● **WHAT YOU WILL DO**
1 - Decide whether each statement agrees with the article on Congo and Dan Gertler, answering yes or no and quoting the deciding words of the article. (a) The US Treasury sanctioned Gertler in 2017. (b) Wameso handed over a copy of the settlement agreement. (c) Gertler has been charged with wrongdoing.
2 - Please reproduce the rows word for word, from the first row up to and including the row with "data-point [1138, 207, 1152, 221]".

● **EXCERPTED TEXT**
<<<<

Congo backs billionaire Gertler’s bid to end US sanctions
The Democratic Republic of Congo will assist Dan Gertler’s
effort to be taken off the US sanctions list as part of a settlement ending an
international arbitration case brought by the Israeli billionaire over the
ownership of two oil blocks.
Gertler was sanctioned in 2017 by the US Treasury for
“hundreds of millions of dollars’ worth of opaque and corrupt mining and oil
deals” in Congo under the previous administration of President Joseph Kabila.
According to Andre Wameso, President Felix Tshisekedi’s
deputy chief of staff for economic matters, under the terms of the settlement,
Gertler will return assets potentially worth billions of dollars to the state
in exchange for the reimbursement of expenses and Congo’s assistance in
Gertler’s attempt to end the sanctions. Wameso declined to provide a copy of
the agreement, citing a confidentiality clause. A spokesman for Gertler’s
holding company Ventora also declined to provide a copy, saying its publication
was up to Congo and Gertler supported whatever decision the government made.
“We will say to the Americans we have no more problem with
Mr. Gertler,” Wameso said in an interview in the capital, Kinshasa, last week.
“There’s no obligation” for Congo to get Gertler off the sanctions list for the
rest of the settlement to take effect, he said.
Relinquish rights
Gertler first came to Congo in 1997 and struck up a
friendship with Kabila that led to billions of dollars worth of investments in
minerals and oil. He worked closely with mining giants Glencore Plc and
Eurasian Natural Resources Corp. — now part of Eurasian Resources Group — and
will retain his lucrative royalty streams in copper and cobalt projects owned
by the companies as part of the settlement.
Gertler’s relationship with the two firms led to trouble for
all three parties. Besides the complications caused by the companies’ ongoing
business relationships with a sanctioned person, ENRC and Glencore both face
investigations by the UK’s Serious Fraud Office into their conduct in Congo.
Glencore is also under investigation by the US Department of Justice. ENRC
denies any wrongdoing and has not been charged. Glencore is cooperating with
U.S. authorities.
Gertler also denies wrongdoing and has never been charged. A
spokesman for Ventora said the royalty streams for ERG’s Metalkol project and
Glencore’s Mutanda and KCC mines were acquired “in an entirely normal way.”

>>>>

● **LISTED ENTRIES**
<<<<

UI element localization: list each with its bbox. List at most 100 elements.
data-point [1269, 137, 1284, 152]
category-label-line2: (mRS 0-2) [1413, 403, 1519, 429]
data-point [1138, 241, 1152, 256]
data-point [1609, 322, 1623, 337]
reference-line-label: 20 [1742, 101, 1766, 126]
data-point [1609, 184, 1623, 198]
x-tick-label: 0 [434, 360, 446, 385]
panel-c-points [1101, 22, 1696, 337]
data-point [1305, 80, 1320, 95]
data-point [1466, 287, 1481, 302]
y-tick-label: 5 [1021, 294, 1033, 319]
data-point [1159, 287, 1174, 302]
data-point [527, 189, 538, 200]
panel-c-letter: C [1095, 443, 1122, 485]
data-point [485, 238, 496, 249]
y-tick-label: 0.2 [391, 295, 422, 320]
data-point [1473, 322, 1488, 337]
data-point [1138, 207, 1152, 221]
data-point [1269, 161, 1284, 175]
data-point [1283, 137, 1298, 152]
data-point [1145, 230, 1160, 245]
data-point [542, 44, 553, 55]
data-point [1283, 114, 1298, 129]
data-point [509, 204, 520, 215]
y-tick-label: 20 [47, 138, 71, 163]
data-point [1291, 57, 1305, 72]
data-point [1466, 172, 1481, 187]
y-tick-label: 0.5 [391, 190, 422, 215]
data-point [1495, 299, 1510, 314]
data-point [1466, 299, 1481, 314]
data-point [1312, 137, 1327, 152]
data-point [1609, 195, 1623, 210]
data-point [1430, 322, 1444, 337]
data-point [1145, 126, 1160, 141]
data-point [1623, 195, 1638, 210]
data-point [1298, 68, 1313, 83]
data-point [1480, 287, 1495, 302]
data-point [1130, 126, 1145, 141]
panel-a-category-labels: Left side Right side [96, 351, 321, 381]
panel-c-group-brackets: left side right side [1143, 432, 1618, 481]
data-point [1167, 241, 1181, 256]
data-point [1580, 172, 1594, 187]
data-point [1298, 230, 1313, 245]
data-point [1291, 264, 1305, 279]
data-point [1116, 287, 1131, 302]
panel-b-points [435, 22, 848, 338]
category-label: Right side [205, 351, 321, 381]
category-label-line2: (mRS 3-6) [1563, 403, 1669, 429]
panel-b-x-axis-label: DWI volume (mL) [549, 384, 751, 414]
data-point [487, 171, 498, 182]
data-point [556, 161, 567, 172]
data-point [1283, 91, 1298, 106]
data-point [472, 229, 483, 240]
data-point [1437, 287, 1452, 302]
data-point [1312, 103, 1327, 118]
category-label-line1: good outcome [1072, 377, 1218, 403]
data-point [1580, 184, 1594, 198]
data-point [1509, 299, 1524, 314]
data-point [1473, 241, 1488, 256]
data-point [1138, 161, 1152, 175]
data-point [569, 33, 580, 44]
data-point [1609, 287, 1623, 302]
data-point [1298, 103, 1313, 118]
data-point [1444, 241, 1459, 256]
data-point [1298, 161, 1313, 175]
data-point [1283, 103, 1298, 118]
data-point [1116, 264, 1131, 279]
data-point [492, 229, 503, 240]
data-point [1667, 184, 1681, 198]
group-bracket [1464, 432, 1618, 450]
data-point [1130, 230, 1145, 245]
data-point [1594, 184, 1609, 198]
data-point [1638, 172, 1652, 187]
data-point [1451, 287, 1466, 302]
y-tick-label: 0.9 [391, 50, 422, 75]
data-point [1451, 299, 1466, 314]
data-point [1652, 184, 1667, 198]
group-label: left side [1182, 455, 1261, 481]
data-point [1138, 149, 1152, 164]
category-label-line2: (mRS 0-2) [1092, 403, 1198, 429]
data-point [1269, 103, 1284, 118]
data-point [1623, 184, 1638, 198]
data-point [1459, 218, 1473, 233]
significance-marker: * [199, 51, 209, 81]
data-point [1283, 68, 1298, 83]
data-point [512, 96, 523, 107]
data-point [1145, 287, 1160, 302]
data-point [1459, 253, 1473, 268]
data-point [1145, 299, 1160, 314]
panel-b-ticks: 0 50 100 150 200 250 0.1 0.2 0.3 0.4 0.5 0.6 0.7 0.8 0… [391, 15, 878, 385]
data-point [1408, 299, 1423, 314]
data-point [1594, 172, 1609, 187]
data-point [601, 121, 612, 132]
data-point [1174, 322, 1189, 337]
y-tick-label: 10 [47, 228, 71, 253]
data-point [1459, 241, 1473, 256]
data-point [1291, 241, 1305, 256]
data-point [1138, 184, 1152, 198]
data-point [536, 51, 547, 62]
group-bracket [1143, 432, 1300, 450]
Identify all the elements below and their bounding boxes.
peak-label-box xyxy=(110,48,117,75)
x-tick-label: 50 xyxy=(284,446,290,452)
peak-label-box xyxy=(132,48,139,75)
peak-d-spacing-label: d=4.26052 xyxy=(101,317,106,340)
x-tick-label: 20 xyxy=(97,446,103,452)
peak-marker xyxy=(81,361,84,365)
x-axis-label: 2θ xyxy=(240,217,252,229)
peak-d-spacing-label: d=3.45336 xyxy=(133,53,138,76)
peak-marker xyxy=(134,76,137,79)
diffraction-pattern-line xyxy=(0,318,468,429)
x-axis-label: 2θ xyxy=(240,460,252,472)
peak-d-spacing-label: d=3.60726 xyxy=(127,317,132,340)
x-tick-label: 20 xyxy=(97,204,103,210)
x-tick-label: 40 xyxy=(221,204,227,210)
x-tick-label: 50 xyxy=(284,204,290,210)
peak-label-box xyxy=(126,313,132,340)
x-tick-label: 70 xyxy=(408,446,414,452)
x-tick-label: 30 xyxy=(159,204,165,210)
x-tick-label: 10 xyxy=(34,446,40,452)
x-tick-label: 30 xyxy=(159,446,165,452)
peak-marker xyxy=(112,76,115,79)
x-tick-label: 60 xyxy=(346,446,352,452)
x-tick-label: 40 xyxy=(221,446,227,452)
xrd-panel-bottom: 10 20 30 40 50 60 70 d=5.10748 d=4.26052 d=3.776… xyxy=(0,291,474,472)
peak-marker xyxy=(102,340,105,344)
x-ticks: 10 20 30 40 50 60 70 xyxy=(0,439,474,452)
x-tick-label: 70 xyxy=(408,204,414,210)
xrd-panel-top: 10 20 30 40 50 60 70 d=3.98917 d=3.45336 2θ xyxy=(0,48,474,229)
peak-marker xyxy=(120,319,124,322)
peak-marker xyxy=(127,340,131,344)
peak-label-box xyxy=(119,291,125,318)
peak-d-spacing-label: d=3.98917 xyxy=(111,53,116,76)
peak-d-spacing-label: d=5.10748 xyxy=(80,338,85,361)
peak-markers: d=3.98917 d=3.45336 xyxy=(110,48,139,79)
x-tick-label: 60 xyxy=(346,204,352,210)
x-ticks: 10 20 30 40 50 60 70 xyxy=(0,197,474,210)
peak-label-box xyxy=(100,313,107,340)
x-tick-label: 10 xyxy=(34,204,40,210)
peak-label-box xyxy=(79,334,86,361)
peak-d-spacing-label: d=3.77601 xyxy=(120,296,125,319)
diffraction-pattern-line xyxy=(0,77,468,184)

>>>>

● **EXPECTED OUTPUTS**
1 -
(a) Yes: "Gertler was sanctioned in 2017 by the US Treasury"
(b) No: "Wameso declined to provide a copy of the agreement"
(c) No: "Gertler also denies wrongdoing and has never been charged."

2 -
UI element localization: list each with its bbox. List at most 100 elements.
data-point [1269, 137, 1284, 152]
category-label-line2: (mRS 0-2) [1413, 403, 1519, 429]
data-point [1138, 241, 1152, 256]
data-point [1609, 322, 1623, 337]
reference-line-label: 20 [1742, 101, 1766, 126]
data-point [1609, 184, 1623, 198]
x-tick-label: 0 [434, 360, 446, 385]
panel-c-points [1101, 22, 1696, 337]
data-point [1305, 80, 1320, 95]
data-point [1466, 287, 1481, 302]
y-tick-label: 5 [1021, 294, 1033, 319]
data-point [1159, 287, 1174, 302]
data-point [527, 189, 538, 200]
panel-c-letter: C [1095, 443, 1122, 485]
data-point [485, 238, 496, 249]
y-tick-label: 0.2 [391, 295, 422, 320]
data-point [1473, 322, 1488, 337]
data-point [1138, 207, 1152, 221]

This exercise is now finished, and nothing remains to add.